[Source data]
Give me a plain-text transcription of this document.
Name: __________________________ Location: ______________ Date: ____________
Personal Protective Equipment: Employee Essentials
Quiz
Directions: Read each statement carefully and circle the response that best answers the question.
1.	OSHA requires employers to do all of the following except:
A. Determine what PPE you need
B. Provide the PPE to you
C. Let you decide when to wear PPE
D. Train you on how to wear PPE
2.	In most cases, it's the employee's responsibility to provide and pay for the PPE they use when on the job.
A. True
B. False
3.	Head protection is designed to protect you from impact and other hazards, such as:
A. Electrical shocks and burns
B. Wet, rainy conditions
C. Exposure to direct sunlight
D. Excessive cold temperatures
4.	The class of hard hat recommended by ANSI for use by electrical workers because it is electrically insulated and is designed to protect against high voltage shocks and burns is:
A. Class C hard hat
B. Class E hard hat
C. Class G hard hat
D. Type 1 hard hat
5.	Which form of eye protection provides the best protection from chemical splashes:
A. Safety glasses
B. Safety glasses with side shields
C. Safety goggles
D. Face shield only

#### PROBLEM STATEMENT
Search the listing for the word "protection". Copy every line in which it occurs.

#### CORRECT OUTPUT
3.	Head protection is designed to protect you from impact and other hazards, such as:
5.	Which form of eye protection provides the best protection from chemical splashes:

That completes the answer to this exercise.